>> Begin Excerpt provided
Re: [PATCH v2 3/6] drm/panfrost: Implement ability to turn on/off GPU clocks in suspend

From: Chen-Yu Tsai
Date: Fri Nov 03 2023 - 04:58:59 EST


On Fri, Nov 3, 2023 at 4:54 PM AngeloGioacchino Del Regno
<angelogioacchino.delregno@xxxxxxxxxxxxx> wrote:
>
> Il 03/11/23 06:12, Chen-Yu Tsai ha scritto:
> > On Thu, Nov 2, 2023 at 10:26 PM AngeloGioacchino Del Regno
> > <angelogioacchino.delregno@xxxxxxxxxxxxx> wrote:
> >>
> >> Currently, the GPU is being internally powered off for runtime suspend
> >> and turned back on for runtime resume through commands sent to it, but
> >> note that the GPU doesn't need to be clocked during the poweroff state,
> >> hence it is possible to save some power on selected platforms.
> >>
> >> Add suspend and resume handlers for full system sleep and then add
> >> a new panfrost_gpu_pm enumeration and a pm_features variable in the
> >> panfrost_compatible structure: BIT(GPU_PM_CLK_DIS) will be used to
> >> enable this power saving technique only on SoCs that are able to
> >> safely use it.
> >>
> >> Note that this was implemented only for the system sleep case and not
> >> for runtime PM because testing on one of my MediaTek platforms showed
> >> issues when turning on and off clocks aggressively (in PM runtime)
>> End Excerpt provided
>> Begin Supplied material
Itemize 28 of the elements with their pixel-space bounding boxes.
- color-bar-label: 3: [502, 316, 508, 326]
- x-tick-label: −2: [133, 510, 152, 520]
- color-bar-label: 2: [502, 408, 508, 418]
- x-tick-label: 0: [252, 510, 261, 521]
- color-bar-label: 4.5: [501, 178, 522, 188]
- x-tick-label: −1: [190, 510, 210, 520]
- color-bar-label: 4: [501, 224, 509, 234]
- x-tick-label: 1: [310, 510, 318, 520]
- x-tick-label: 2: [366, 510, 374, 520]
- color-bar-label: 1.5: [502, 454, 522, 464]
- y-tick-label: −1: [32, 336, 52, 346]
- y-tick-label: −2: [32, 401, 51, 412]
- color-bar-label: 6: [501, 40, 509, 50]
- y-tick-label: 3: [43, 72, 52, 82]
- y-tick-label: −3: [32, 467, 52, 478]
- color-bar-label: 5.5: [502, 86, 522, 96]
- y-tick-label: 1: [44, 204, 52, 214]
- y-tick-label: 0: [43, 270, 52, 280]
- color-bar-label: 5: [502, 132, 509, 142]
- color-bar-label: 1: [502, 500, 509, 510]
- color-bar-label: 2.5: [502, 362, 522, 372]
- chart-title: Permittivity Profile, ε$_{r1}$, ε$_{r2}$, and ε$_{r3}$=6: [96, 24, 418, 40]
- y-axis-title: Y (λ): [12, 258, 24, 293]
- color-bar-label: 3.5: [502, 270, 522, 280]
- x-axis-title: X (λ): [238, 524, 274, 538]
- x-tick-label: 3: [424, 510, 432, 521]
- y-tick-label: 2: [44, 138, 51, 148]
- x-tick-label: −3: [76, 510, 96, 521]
>> End Supplied material
__Problems and tasks__:
1. In the panfrost patch email, what is used to enable the clock-disabling power saving technique only on SoCs that can safely use it?
2. List every addition that the quoted description in the panfrost patch email says the patch makes.
3. Write the next part of the panfrost patch email, picking up right after its final line.

__Solved tasks__:
1. BIT(GPU_PM_CLK_DIS) in the new pm_features variable of the panfrost_compatible structure.

2.
- A suspend handler for full system sleep
- A resume handler for full system sleep
- A new panfrost_gpu_pm enumeration
- A pm_features variable in the panfrost_compatible structure

3.
> >> resulting in a full system lockup.
> >>
> >> Doing this only for full system sleep never showed issues during my
> >> testing by suspending and resuming the system continuously for more
> >> than 100 cycles.
> >>
> >> Signed-off-by: AngeloGioacchino Del Regno <angelogioacchino.delregno@xxxxxxxxxxxxx>
> >> ---
> >>
> >> Note: Even after fixing the panfrost_power_off() function, I'm still
> >> getting issues with turning off the clocks at .runtime_suspend() but
> >> this time, instead of getting a GPU lockup, the entire SoC will deadlock
> >> bringing down the entire system with it (so it's even worst!) :-)
> >
> > IIRC the power domain controller also manages some bus isolation bits
> > that prevent SoC lockup when the clock is disabled. Would reversing
> > the runtime PM calls and the clock calls help?
> >
>
> Thanks for the reminder, but I tested that already... that doesn't work.
>
> There's one more thing I tried: on the MFG iospace, there are debug registers
> that you can poll to check if all bus transactions are finished (so, if the bus
> is idle).
> During local testing, I even hacked in that, and even with the actual bus being
> completely idle, it still freezes... and also checked some more in downstream
> code (for Dimensity 9200, kernel 5.10) if there was any other "trick" that I
> could make use of, but to no avail.
>
> I'd propose to get at least this power saving upstreamed, then perhaps in the
> future we can somehow revisit this to implement some more aggressive power
> management code?
> We're still getting a generous power saving with this one, I'd say...
>
> Anyway, I expect us to be effectively able to be more aggressive here, but I
> also expect that to take quite a bit of time (and probably some help from
> MediaTek as well)...

Sounds good to me.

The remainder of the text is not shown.